TASK DIRECTIONS: Retype all of the listing exactly, passing over any picture you find.

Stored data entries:
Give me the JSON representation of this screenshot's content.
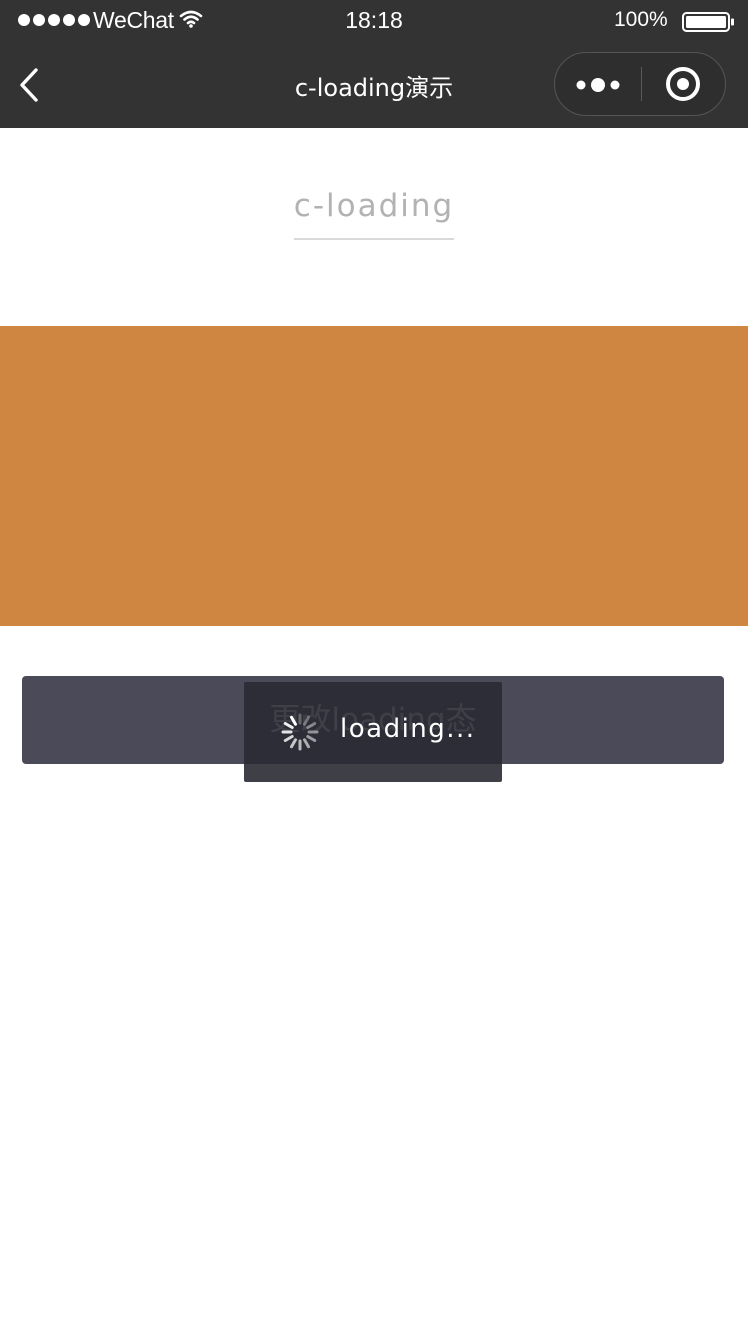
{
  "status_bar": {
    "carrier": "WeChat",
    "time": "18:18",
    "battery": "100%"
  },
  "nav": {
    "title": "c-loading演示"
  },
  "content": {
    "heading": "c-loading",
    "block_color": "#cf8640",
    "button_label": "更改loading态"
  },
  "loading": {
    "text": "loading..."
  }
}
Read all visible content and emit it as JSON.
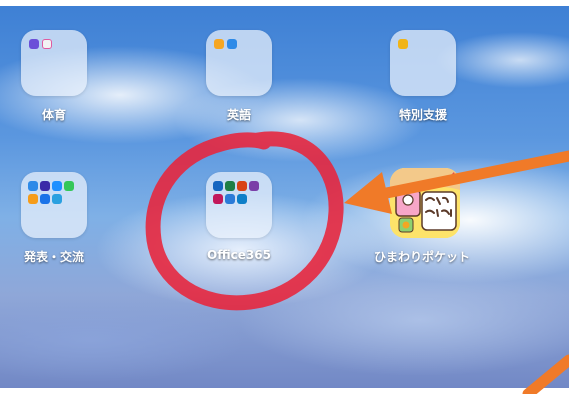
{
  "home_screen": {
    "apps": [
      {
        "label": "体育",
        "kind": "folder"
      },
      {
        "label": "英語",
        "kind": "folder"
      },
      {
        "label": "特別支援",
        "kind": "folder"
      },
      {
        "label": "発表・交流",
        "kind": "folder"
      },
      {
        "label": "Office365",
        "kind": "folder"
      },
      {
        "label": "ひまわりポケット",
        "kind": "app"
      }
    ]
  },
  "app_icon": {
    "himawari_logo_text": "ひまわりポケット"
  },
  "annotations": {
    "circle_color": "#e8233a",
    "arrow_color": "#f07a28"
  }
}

RESULT BELOW:
Give me the JSON representation of this screenshot's content.
{
  "status_bar": {
    "carrier": "WeChat",
    "time": "18:18",
    "battery": "100%"
  },
  "nav": {
    "title": "c-loading演示"
  },
  "content": {
    "heading": "c-loading",
    "block_color": "#cf8640",
    "button_label": "更改loading态"
  },
  "loading": {
    "text": "loading..."
  }
}
Read all visible content and emit it as JSON.
{
  "home_screen": {
    "apps": [
      {
        "label": "体育",
        "kind": "folder"
      },
      {
        "label": "英語",
        "kind": "folder"
      },
      {
        "label": "特別支援",
        "kind": "folder"
      },
      {
        "label": "発表・交流",
        "kind": "folder"
      },
      {
        "label": "Office365",
        "kind": "folder"
      },
      {
        "label": "ひまわりポケット",
        "kind": "app"
      }
    ]
  },
  "app_icon": {
    "himawari_logo_text": "ひまわりポケット"
  },
  "annotations": {
    "circle_color": "#e8233a",
    "arrow_color": "#f07a28"
  }
}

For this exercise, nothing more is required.